[Opening EXTRACT TO READ section]

CHAPTER XII

APPENDICITIS, OR NATURE'S REMNANT SALE

We were not made all at once, nor do we go to pieces all at once, like the "one-hoss shay." This is largely because we are not all of the same age, clear through. Some parts of us are older than other parts. We have always felt a difficulty, not to say a delicacy, in determining the age of a given member of the human species—especially of the gentler sex. Now we know the reason of it. From the biologic point of view, we are not an individual, but a colony; not a monarchy, but a confederacy of organ-states, each with its millions of cell-citizens. It is not merely editors and crowned heads who have a biologic right to say "We." Therefore, obviously, any statement that we make as to our age can be only in the nature of an average struck between the ages of our heart, lungs, liver, stomach; and as these vary in ancientness by thousands of years, the average must be both vague and misleading. The only reason why there is a mystery about a woman's age is that she is so intensely human and natural. The only statement as to our age that the facts would strictly justify us in making must partake of the vagueness of Mr. A. Ward's famous confession that he was "between twenty-three summers."

As we individually climb our own family-tree, from the first, one-celled droplet of animal jelly up, none of our organs is older than we are, but a number of them are younger. The appendix is one of these. Now, by some curious coincidence, explain it as we may, some of our oldest organs are youngest, in the sense of most vigorous, elastic, and resisting, while some of our youngest are oldest, in the sense of decrepit, feeble, and unstable. It is perhaps only natural that an organ like the stomach, for instance, which has a record of honorable service and active duty millions of years long, should be better poised, more reliable, and more resourceful than one which, like the lung or the appendix, has, as it were, a "character" of only about one-tenth of that length. However this may be, the curious fact confronts us that scattered about through the body are structures and fragments, the remains of organs which at one time in our ancestral career were, under the then existing circumstances, of utility and value, but have now become mere survivals, remnants,—in the language of the day, "back numbers." Some of these have still a certain degree of utility, though diminished and still diminishing in size and functional importance, like our third molars or "wisdom" teeth, our fifth or "little" toes, our gall-bladder, our coccyx or tail-bone, the hair-glands scattered all over the now practically hairless surface of our bodies, and our once movable ears, which can no longer be "pricked," or laid back. These, though of far less utility and importance than they obviously were at one time, still earn their salt, and, though all capable of causing us considerable annoyance on slight provocation, seldom give rise to serious trouble or inconvenience. There are, however, a few of these "oversights" which are of little or no known utility, and yet which, either by their structure or situation, may become the starting-point of serious trouble.

[Closing EXTRACT TO READ section]

**TASK TO CARRY OUT**
The chapter on appendicitis names a set of remnant structures that still have some utility. List each of them.

[Opening DATA EXTRACTS section]

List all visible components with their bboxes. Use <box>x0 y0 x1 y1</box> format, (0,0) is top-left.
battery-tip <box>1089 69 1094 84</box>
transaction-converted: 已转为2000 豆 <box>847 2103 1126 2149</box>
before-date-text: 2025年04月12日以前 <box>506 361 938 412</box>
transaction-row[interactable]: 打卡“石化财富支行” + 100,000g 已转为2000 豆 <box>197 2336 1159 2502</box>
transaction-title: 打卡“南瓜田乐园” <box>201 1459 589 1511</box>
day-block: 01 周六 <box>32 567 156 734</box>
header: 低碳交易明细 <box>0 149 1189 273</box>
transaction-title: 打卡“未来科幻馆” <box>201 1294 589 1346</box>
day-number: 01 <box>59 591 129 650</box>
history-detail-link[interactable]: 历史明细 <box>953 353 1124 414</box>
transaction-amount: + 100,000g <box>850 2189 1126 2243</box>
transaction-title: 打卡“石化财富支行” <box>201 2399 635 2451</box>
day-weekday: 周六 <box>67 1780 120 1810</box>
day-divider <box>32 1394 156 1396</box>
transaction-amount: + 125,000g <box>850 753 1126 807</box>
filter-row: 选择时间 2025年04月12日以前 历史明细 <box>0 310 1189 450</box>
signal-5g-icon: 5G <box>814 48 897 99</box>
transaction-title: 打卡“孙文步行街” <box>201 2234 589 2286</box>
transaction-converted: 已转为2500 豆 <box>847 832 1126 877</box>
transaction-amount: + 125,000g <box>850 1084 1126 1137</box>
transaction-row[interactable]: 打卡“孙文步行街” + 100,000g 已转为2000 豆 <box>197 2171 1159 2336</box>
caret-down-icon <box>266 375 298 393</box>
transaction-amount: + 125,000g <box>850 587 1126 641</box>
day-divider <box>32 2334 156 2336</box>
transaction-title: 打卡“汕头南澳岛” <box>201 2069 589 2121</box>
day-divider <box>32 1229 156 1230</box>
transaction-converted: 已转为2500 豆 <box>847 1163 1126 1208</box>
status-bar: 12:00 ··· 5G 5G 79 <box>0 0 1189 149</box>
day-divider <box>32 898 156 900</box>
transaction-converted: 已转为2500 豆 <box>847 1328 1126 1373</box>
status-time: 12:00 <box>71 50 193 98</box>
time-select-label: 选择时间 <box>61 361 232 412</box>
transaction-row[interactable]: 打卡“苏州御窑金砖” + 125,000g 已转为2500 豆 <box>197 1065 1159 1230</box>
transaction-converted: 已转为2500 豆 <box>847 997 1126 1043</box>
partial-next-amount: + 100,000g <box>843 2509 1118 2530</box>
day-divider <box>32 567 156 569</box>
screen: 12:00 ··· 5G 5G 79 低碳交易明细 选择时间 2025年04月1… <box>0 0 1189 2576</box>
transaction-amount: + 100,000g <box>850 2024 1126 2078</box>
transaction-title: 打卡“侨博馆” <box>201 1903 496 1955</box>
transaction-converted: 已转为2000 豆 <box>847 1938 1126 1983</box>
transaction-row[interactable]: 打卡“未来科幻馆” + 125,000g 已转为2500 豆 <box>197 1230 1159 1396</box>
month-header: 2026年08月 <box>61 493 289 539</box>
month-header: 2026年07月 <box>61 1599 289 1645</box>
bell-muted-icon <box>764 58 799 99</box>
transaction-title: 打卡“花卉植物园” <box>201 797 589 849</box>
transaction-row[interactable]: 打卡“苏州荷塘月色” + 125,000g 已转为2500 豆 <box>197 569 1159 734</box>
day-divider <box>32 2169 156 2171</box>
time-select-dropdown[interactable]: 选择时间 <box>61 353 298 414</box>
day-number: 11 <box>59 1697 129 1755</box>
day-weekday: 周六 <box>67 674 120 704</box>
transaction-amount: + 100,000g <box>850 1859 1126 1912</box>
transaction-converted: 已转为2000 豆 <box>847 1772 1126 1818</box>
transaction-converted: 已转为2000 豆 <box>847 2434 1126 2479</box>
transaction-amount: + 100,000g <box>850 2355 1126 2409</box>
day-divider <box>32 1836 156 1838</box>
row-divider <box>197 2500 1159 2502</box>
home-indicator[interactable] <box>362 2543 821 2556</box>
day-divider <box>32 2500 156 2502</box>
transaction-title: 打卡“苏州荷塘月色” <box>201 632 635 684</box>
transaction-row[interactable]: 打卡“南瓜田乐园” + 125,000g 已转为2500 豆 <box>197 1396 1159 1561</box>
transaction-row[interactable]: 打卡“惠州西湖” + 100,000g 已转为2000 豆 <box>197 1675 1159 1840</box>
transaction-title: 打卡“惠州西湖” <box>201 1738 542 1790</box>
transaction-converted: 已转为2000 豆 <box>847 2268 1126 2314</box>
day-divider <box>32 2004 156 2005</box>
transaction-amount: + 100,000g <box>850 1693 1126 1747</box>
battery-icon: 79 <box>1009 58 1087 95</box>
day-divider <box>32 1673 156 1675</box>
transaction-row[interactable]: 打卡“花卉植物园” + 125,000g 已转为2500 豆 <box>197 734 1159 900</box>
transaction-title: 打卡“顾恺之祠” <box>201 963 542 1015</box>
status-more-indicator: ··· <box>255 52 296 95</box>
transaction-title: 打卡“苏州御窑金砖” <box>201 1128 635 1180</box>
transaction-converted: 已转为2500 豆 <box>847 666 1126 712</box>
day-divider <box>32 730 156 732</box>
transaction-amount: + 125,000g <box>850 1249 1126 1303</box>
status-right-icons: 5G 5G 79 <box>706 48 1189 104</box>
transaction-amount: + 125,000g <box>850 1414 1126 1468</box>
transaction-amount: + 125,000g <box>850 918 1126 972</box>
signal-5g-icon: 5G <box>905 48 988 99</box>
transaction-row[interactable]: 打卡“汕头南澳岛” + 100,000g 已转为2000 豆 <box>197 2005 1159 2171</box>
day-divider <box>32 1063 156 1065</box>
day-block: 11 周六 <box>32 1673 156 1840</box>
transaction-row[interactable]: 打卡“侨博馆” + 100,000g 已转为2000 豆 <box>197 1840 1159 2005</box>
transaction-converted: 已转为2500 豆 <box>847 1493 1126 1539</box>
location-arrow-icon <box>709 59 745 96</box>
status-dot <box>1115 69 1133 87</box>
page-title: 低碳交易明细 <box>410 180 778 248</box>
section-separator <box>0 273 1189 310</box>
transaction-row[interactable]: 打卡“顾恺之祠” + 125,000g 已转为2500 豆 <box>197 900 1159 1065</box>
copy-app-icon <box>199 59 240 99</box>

[Closing DATA EXTRACTS section]

**SOLUTION**
- Third molars, or "wisdom" teeth
- Fifth, or "little," toes
- The gall-bladder
- The coccyx, or tail-bone
- The hair-glands scattered over the body's surface
- The once movable ears